*RECORDS TO USE:*
┏━━

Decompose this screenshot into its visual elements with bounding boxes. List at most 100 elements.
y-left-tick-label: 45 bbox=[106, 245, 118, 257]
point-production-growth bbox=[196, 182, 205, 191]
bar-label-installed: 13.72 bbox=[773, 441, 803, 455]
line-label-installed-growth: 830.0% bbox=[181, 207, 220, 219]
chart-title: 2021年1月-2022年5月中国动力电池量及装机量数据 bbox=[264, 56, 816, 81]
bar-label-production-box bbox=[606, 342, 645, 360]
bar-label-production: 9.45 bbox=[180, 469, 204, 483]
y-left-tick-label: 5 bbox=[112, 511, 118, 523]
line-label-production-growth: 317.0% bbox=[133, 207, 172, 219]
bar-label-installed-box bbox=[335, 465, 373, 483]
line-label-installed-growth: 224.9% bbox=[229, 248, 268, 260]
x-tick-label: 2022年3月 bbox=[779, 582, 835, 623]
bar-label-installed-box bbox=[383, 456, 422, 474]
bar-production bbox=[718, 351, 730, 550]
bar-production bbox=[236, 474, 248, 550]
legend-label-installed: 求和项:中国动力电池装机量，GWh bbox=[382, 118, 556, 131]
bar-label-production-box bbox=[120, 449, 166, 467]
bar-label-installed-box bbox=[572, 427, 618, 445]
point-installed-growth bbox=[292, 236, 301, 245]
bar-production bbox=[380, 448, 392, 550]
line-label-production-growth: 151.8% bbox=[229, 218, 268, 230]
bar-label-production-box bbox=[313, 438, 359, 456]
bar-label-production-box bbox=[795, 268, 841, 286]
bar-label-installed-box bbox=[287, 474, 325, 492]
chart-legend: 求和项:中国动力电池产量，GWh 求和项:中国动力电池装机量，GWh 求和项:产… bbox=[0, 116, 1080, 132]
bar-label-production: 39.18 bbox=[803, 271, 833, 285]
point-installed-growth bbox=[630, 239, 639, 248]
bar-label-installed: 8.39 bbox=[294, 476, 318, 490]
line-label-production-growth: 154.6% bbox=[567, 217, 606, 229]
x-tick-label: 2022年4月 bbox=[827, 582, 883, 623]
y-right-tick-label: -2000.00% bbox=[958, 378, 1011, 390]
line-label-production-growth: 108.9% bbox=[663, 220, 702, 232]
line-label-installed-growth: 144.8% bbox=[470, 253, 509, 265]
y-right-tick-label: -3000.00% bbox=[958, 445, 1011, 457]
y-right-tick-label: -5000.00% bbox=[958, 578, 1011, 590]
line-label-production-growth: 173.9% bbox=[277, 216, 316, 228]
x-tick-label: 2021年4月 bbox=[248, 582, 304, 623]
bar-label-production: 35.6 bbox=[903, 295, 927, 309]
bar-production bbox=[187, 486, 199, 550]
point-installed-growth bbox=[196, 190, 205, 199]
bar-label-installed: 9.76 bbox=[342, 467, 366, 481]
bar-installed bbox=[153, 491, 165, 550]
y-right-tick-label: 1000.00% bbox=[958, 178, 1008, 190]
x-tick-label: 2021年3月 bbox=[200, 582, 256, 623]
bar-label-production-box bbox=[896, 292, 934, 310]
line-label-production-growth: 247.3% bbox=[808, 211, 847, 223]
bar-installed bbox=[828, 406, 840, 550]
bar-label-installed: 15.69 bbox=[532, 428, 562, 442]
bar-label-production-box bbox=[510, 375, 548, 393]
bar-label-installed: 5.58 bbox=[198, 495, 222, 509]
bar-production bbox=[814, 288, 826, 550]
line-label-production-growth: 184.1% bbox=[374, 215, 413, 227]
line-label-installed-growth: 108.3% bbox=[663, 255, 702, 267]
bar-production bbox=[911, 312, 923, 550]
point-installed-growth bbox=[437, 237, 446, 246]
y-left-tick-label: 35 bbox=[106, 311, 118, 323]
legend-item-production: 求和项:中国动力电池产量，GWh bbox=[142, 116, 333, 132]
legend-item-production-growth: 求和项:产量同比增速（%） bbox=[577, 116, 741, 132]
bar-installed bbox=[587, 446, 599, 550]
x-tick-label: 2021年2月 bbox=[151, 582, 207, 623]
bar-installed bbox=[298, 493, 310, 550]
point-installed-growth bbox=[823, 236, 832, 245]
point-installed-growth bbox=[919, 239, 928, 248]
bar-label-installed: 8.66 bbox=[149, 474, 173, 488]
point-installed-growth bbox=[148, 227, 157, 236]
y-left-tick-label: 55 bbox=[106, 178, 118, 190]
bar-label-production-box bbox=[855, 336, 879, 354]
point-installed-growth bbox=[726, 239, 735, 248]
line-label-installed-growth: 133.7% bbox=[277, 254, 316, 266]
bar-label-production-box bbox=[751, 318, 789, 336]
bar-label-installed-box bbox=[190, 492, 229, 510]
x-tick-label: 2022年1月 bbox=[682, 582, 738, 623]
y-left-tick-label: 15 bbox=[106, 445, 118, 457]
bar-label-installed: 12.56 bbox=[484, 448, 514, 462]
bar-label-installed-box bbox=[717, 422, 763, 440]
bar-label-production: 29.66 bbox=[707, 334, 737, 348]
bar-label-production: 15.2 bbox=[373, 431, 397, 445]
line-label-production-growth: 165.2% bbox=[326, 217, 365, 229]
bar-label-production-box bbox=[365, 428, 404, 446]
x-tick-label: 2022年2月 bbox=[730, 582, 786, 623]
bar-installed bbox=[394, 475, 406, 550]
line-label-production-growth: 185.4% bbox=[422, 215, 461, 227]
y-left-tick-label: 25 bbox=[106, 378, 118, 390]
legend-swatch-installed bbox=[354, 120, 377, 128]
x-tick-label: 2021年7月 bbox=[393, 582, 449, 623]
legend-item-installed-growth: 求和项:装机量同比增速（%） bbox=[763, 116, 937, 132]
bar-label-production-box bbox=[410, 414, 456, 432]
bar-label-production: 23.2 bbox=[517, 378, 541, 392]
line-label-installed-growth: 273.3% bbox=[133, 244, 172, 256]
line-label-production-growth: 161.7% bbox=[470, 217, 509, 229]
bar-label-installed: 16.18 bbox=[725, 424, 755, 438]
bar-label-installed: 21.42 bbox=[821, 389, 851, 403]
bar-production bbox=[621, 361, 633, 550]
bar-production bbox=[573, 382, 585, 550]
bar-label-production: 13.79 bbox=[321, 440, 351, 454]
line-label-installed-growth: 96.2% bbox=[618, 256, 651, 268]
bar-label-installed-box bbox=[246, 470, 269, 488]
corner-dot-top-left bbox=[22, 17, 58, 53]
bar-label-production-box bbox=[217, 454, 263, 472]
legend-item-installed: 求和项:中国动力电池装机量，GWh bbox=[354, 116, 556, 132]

┗━━

*GIVEN PROBLEM:* Edit the data above by changing every "x-tick-label" to "x-axis-label" and keeping all other text the same.

*SOLUTION TO THIS EXERCISE:*
Decompose this screenshot into its visual elements with bounding boxes. List at most 100 elements.
y-left-tick-label: 45 bbox=[106, 245, 118, 257]
point-production-growth bbox=[196, 182, 205, 191]
bar-label-installed: 13.72 bbox=[773, 441, 803, 455]
line-label-installed-growth: 830.0% bbox=[181, 207, 220, 219]
chart-title: 2021年1月-2022年5月中国动力电池量及装机量数据 bbox=[264, 56, 816, 81]
bar-label-production-box bbox=[606, 342, 645, 360]
bar-label-production: 9.45 bbox=[180, 469, 204, 483]
y-left-tick-label: 5 bbox=[112, 511, 118, 523]
line-label-production-growth: 317.0% bbox=[133, 207, 172, 219]
bar-label-installed-box bbox=[335, 465, 373, 483]
line-label-installed-growth: 224.9% bbox=[229, 248, 268, 260]
x-axis-label: 2022年3月 bbox=[779, 582, 835, 623]
bar-label-installed-box bbox=[383, 456, 422, 474]
bar-production bbox=[718, 351, 730, 550]
bar-production bbox=[236, 474, 248, 550]
legend-label-installed: 求和项:中国动力电池装机量，GWh bbox=[382, 118, 556, 131]
bar-label-production-box bbox=[120, 449, 166, 467]
bar-label-installed-box bbox=[572, 427, 618, 445]
point-installed-growth bbox=[292, 236, 301, 245]
bar-production bbox=[380, 448, 392, 550]
line-label-production-growth: 151.8% bbox=[229, 218, 268, 230]
bar-label-production-box bbox=[313, 438, 359, 456]
bar-label-production-box bbox=[795, 268, 841, 286]
bar-label-installed-box bbox=[287, 474, 325, 492]
chart-legend: 求和项:中国动力电池产量，GWh 求和项:中国动力电池装机量，GWh 求和项:产… bbox=[0, 116, 1080, 132]
bar-label-production: 39.18 bbox=[803, 271, 833, 285]
point-installed-growth bbox=[630, 239, 639, 248]
bar-label-installed: 8.39 bbox=[294, 476, 318, 490]
line-label-production-growth: 154.6% bbox=[567, 217, 606, 229]
x-axis-label: 2022年4月 bbox=[827, 582, 883, 623]
y-right-tick-label: -2000.00% bbox=[958, 378, 1011, 390]
line-label-production-growth: 108.9% bbox=[663, 220, 702, 232]
line-label-installed-growth: 144.8% bbox=[470, 253, 509, 265]
y-right-tick-label: -3000.00% bbox=[958, 445, 1011, 457]
y-right-tick-label: -5000.00% bbox=[958, 578, 1011, 590]
line-label-production-growth: 173.9% bbox=[277, 216, 316, 228]
x-axis-label: 2021年4月 bbox=[248, 582, 304, 623]
bar-label-production: 35.6 bbox=[903, 295, 927, 309]
bar-production bbox=[187, 486, 199, 550]
point-installed-growth bbox=[196, 190, 205, 199]
bar-label-installed: 9.76 bbox=[342, 467, 366, 481]
bar-installed bbox=[153, 491, 165, 550]
y-right-tick-label: 1000.00% bbox=[958, 178, 1008, 190]
x-axis-label: 2021年3月 bbox=[200, 582, 256, 623]
bar-label-production-box bbox=[896, 292, 934, 310]
line-label-production-growth: 247.3% bbox=[808, 211, 847, 223]
bar-installed bbox=[828, 406, 840, 550]
bar-label-installed: 15.69 bbox=[532, 428, 562, 442]
bar-label-production-box bbox=[510, 375, 548, 393]
bar-label-installed: 5.58 bbox=[198, 495, 222, 509]
bar-production bbox=[814, 288, 826, 550]
line-label-production-growth: 184.1% bbox=[374, 215, 413, 227]
line-label-installed-growth: 108.3% bbox=[663, 255, 702, 267]
bar-production bbox=[911, 312, 923, 550]
point-installed-growth bbox=[437, 237, 446, 246]
y-left-tick-label: 35 bbox=[106, 311, 118, 323]
legend-item-production: 求和项:中国动力电池产量，GWh bbox=[142, 116, 333, 132]
legend-item-production-growth: 求和项:产量同比增速（%） bbox=[577, 116, 741, 132]
bar-installed bbox=[587, 446, 599, 550]
x-axis-label: 2021年2月 bbox=[151, 582, 207, 623]
bar-installed bbox=[298, 493, 310, 550]
point-installed-growth bbox=[823, 236, 832, 245]
point-installed-growth bbox=[919, 239, 928, 248]
bar-label-installed: 8.66 bbox=[149, 474, 173, 488]
point-installed-growth bbox=[148, 227, 157, 236]
y-left-tick-label: 55 bbox=[106, 178, 118, 190]
bar-label-production-box bbox=[855, 336, 879, 354]
point-installed-growth bbox=[726, 239, 735, 248]
line-label-installed-growth: 133.7% bbox=[277, 254, 316, 266]
bar-label-production-box bbox=[751, 318, 789, 336]
bar-label-installed-box bbox=[190, 492, 229, 510]
x-axis-label: 2022年1月 bbox=[682, 582, 738, 623]
y-left-tick-label: 15 bbox=[106, 445, 118, 457]
bar-label-installed: 12.56 bbox=[484, 448, 514, 462]
bar-label-installed-box bbox=[717, 422, 763, 440]
bar-label-production: 29.66 bbox=[707, 334, 737, 348]
bar-label-production: 15.2 bbox=[373, 431, 397, 445]
line-label-production-growth: 165.2% bbox=[326, 217, 365, 229]
bar-label-production-box bbox=[365, 428, 404, 446]
x-axis-label: 2022年2月 bbox=[730, 582, 786, 623]
bar-installed bbox=[394, 475, 406, 550]
line-label-production-growth: 185.4% bbox=[422, 215, 461, 227]
y-left-tick-label: 25 bbox=[106, 378, 118, 390]
legend-swatch-installed bbox=[354, 120, 377, 128]
x-axis-label: 2021年7月 bbox=[393, 582, 449, 623]
legend-item-installed-growth: 求和项:装机量同比增速（%） bbox=[763, 116, 937, 132]
bar-label-production-box bbox=[410, 414, 456, 432]
bar-label-production: 23.2 bbox=[517, 378, 541, 392]
line-label-installed-growth: 273.3% bbox=[133, 244, 172, 256]
line-label-production-growth: 161.7% bbox=[470, 217, 509, 229]
bar-label-installed: 16.18 bbox=[725, 424, 755, 438]
bar-label-installed: 21.42 bbox=[821, 389, 851, 403]
bar-production bbox=[621, 361, 633, 550]
bar-production bbox=[573, 382, 585, 550]
bar-label-production: 13.79 bbox=[321, 440, 351, 454]
line-label-installed-growth: 96.2% bbox=[618, 256, 651, 268]
bar-label-installed-box bbox=[246, 470, 269, 488]
corner-dot-top-left bbox=[22, 17, 58, 53]
bar-label-production-box bbox=[217, 454, 263, 472]
legend-item-installed: 求和项:中国动力电池装机量，GWh bbox=[354, 116, 556, 132]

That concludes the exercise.